## AUFGABEN:
**1.** Gib aus dem Textauszug den Abschnitt zwischen „Maren Rieger schreibt“ und „Gesänge des Maldoror)“ einschließlich dieser Wörter wortgetreu zurück.
**2.** Warum verliert die Verfasserin laut Textauszug fast den Anschluss an die nächste Performancestation?
**3.** Welche Personen oder Personengruppen nimmt die Verfasserin im Textauszug während der Arbeit «Im Feldraum» auf dem Feld wahr, abgesehen von ihren Mitzuschauern?

## TEXTAUSZUG:
——————————
Maren Rieger schreibt nach den Performances am Samstag 13.9.2014 anlässlich des International Performance Art Giswil 2014.
Ich beginne nicht mit A und ende nicht bei Z, sondern ich springe und lasse Zwischenräume, fange mit dem Z an, wie
Zufällig, Zitat
Es ist schön, wie die zufällige Begegnung einer Nähmaschine und eines Regenschirms auf dem Seziertisch. (nach Lautréamont, Gesänge des Maldoror)
Am Ende der Arbeit «Im Feldraum» kehrt die Frau auf dem Fahrrad zurück und der Mann, der vorhin unter dem Baum gepicknickt hat, kommt mir auf dem Weg von der Turnbinenhalle entgegengerannt. Ob die beiden sich nun auf den wunderschönen, bunten Picknickdecken niederlassen? Was wird die lesende Frau dann dazu sagen? Der Maultrommelspieler läuft derweil weiter den Bach entlang in die Ferne. Ich kehre auch um. Die beiden, die sich am Wegrand ausgeruht haben, sind wieder verschwunden. Nur der Bauer mäht im Hintergrund weiter seine Wiese, hin und zurück. Diese Joggerin habe ich doch auch schon mal gesehen, oder? Ob die Frau im Feld eigentlich besonders wohlschmeckende Kräuter für die Ziegen pflückt? Sie arbeitet sich planvoll durch das Grün und ich erinnere mich an einen Text von Heiner Müller: «Das Gras noch müssen wir ausreissen, damit es grün bleibt.» Ist dies eine surrealistische Tätigkeit? Das zufällige Zusammenbringen von Gegensätzlichem, das Inszenierte und das scheinbar Wirkliche in der Feldforschung ermöglichen es mir, das Undurchschaubare und Kontingente meiner Welterfahrung in Bildern zu bannen, die mich als Betrachterin hineinziehen und in Bewegung versetzen. Meine Wahrnehmung kann nicht mehr unterscheiden zwischen inszeniertem tableau vivant und realen Situationen und ich will auch gar nicht mehr unterscheiden, sondern meinem Imaginären willfahren, das mitspielen will. Ich lustwandle über das Feld und freue mich am Fort-Da-Spiel, das die PerformerInnen mit mir spielen und fast verliere ich den Anschluss an die nächste Performancestation, denn meine Mitzuschauer sind schon weitergezogen. Ein letzter Blick zurück auf das grüne Spielfeld — und ich spüre den festen Boden unter meinen Füssen. Es ist kein moosiger Morast mehr, dessen giftige Ausdünstungen mich diese Bilder halluzinieren liessen. Dieser Kinderwagen kommt mir auch unheimlich bekannt vor…(weiterlesen bei déjeuner sur l’herbe, Ein Nachmittag auf dem Land, Wimmelbild)
Mythos, Marta
s. Gründungsmythos, der. Eine identitätsstiftende Handlung aus der (Ur)Geschichte des Ortes.
——————————
## VORLIEGENDE DATENSÄTZE:
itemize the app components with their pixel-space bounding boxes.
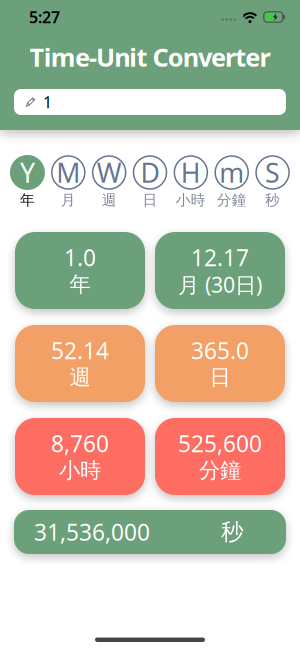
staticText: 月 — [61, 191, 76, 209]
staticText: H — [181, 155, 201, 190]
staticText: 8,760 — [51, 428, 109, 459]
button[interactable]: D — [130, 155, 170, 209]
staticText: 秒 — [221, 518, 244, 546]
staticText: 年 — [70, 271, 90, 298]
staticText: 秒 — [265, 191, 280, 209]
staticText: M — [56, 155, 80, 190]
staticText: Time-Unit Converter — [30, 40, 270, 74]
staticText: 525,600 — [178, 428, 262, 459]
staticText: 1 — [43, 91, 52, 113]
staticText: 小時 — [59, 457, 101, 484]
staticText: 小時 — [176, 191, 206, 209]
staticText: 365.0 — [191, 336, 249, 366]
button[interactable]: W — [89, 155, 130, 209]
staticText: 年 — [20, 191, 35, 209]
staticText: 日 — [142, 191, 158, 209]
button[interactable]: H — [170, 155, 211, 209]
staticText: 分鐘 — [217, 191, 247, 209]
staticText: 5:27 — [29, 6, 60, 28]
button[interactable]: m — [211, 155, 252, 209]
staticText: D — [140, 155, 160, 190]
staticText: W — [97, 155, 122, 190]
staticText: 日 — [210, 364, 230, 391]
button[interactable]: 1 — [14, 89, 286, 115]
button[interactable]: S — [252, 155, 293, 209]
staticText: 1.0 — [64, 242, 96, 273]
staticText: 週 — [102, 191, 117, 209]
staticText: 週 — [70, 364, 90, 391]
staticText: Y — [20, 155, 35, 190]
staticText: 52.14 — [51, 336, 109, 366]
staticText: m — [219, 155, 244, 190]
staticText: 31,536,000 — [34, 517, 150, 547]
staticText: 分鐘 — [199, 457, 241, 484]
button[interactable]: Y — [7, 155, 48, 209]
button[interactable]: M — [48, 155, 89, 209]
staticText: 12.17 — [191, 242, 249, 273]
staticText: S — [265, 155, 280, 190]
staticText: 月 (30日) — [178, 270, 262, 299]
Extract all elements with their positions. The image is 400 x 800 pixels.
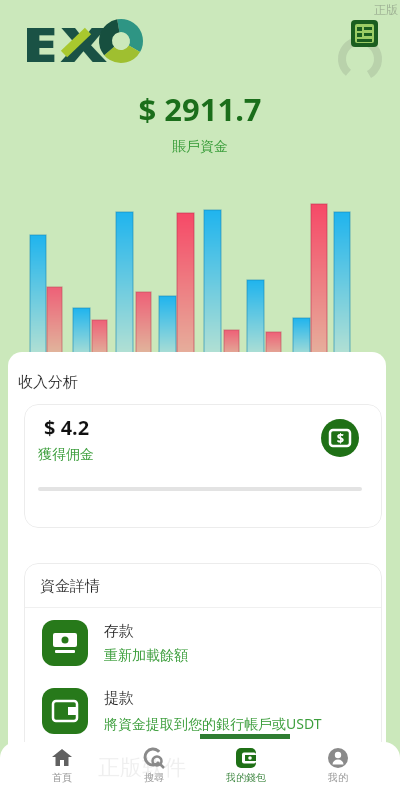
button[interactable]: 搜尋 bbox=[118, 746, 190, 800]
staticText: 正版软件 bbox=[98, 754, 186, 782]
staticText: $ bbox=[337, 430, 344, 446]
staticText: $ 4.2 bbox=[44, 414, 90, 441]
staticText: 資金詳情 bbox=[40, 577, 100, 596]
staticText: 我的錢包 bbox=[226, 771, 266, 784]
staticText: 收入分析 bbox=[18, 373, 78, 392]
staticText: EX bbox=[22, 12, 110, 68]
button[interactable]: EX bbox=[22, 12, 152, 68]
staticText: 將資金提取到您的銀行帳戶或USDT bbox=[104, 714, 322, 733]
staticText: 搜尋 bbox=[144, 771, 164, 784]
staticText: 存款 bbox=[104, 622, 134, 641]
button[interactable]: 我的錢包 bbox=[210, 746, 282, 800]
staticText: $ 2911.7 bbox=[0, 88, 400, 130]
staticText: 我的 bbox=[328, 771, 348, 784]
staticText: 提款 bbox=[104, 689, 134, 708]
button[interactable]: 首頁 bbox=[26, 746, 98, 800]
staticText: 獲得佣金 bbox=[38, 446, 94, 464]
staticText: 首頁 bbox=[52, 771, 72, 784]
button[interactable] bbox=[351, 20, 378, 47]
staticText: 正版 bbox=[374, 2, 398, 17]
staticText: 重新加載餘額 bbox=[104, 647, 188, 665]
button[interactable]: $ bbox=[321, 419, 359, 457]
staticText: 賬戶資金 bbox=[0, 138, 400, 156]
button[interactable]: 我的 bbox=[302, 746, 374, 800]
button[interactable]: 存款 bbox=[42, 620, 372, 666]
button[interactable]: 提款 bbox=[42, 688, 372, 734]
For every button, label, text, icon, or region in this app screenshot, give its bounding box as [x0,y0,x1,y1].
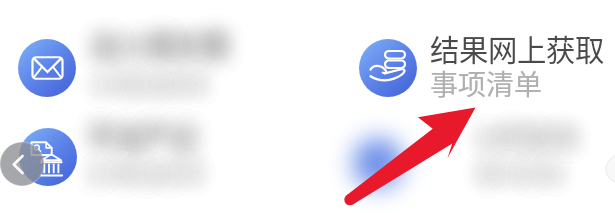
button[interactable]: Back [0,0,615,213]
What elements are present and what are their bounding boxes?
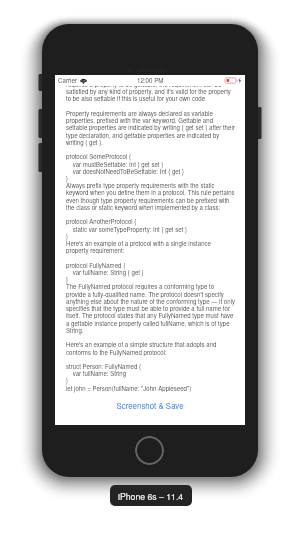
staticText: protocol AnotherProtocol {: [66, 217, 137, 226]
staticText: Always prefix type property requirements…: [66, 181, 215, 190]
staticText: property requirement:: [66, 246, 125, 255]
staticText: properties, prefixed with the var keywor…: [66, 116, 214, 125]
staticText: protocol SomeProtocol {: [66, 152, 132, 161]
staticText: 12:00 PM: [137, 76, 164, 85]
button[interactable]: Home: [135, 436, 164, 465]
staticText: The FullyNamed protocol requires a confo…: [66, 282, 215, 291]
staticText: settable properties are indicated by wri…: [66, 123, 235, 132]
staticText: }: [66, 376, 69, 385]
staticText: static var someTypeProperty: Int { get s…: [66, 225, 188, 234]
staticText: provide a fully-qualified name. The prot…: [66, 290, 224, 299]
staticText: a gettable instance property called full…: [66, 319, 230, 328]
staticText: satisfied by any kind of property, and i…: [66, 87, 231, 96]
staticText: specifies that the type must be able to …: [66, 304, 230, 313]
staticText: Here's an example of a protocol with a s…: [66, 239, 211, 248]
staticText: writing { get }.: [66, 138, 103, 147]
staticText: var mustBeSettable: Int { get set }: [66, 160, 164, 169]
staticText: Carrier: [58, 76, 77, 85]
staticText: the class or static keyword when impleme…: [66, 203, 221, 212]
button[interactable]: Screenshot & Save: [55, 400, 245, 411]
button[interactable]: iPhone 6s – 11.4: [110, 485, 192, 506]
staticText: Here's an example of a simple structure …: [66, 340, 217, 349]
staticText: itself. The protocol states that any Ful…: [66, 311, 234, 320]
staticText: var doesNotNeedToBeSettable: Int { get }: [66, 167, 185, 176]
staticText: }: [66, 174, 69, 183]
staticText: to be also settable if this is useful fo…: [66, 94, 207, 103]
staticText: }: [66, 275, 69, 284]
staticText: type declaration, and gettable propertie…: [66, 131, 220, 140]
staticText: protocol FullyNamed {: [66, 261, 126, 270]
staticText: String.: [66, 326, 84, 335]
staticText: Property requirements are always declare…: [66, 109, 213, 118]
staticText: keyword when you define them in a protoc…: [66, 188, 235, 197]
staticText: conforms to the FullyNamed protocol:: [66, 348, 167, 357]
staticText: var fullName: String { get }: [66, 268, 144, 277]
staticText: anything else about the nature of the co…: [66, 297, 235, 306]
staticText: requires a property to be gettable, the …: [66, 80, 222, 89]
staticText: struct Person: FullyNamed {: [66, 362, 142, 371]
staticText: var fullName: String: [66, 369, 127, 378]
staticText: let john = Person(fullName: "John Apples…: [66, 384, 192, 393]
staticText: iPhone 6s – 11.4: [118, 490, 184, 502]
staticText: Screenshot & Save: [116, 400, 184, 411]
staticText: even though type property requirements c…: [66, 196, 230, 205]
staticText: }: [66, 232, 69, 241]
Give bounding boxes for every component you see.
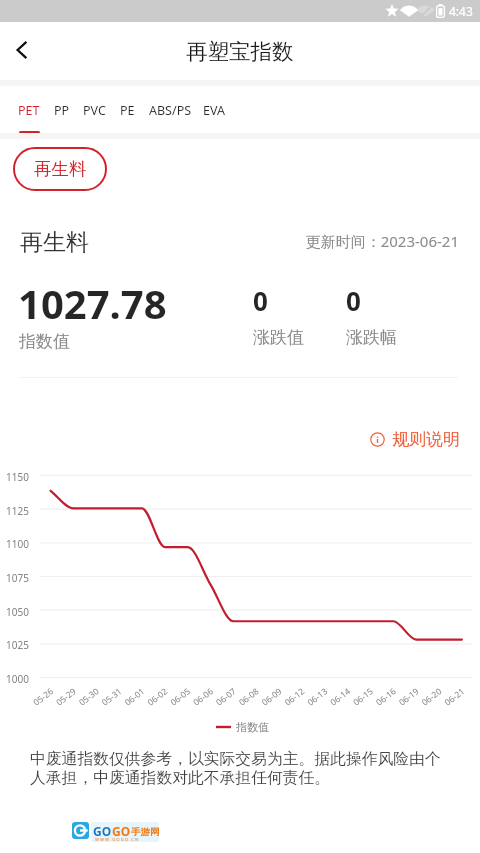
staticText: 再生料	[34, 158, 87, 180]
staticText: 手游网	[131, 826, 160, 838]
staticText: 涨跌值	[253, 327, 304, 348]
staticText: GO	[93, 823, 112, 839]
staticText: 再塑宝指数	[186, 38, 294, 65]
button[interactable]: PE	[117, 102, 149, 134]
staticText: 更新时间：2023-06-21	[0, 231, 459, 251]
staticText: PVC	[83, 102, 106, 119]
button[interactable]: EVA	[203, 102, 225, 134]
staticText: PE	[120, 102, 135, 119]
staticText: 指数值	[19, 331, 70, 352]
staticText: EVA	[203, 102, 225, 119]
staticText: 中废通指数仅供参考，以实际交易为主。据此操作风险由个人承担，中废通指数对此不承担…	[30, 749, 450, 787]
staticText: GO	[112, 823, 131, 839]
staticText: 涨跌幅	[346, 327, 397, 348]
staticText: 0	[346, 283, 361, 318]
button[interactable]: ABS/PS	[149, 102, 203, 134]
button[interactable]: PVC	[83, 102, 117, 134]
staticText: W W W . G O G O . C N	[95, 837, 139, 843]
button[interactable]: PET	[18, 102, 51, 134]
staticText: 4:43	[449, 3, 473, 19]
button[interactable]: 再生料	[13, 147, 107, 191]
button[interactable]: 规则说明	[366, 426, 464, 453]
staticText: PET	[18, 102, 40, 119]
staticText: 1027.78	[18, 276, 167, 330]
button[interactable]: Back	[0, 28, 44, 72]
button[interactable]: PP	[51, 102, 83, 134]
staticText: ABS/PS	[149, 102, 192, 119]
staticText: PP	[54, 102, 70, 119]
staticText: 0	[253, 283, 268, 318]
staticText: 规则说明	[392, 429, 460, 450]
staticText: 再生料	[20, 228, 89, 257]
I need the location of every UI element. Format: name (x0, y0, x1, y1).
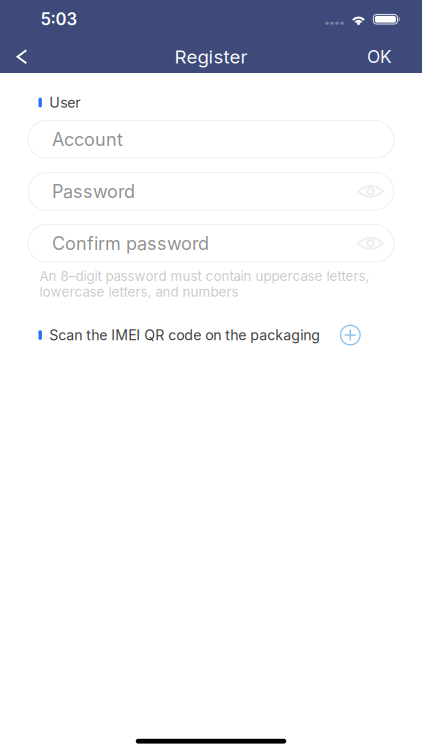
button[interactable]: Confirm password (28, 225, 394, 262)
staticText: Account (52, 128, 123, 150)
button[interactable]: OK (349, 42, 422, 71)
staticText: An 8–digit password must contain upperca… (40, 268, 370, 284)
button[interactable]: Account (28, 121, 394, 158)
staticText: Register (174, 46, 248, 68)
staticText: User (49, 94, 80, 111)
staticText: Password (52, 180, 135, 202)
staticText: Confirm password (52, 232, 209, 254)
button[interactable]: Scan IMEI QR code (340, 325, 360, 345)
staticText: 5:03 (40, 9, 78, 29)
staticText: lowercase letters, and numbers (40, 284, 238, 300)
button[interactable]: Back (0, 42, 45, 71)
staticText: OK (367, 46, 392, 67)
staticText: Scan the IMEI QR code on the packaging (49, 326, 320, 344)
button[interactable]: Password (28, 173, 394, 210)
——————————
## ANTWORTEN:
**1.**
Maren Rieger schreibt nach den Performances am Samstag 13.9.2014 anlässlich des International Performance Art Giswil 2014.
Ich beginne nicht mit A und ende nicht bei Z, sondern ich springe und lasse Zwischenräume, fange mit dem Z an, wie
Zufällig, Zitat
Es ist schön, wie die zufällige Begegnung einer Nähmaschine und eines Regenschirms auf dem Seziertisch. (nach Lautréamont, Gesänge des Maldoror)

**2.** Ihre Mitzuschauer sind schon weitergezogen, während sie noch über das Feld lustwandelt und sich am Fort-Da-Spiel der PerformerInnen freut.

**3.**
- die Frau auf dem Fahrrad
- der Mann, der unter dem Baum gepicknickt hat
- die lesende Frau
- der Maultrommelspieler
- die beiden, die sich am Wegrand ausgeruht haben
- der Bauer, der seine Wiese mäht
- die Joggerin
- die Frau im Feld, die sich durch das Grün arbeitet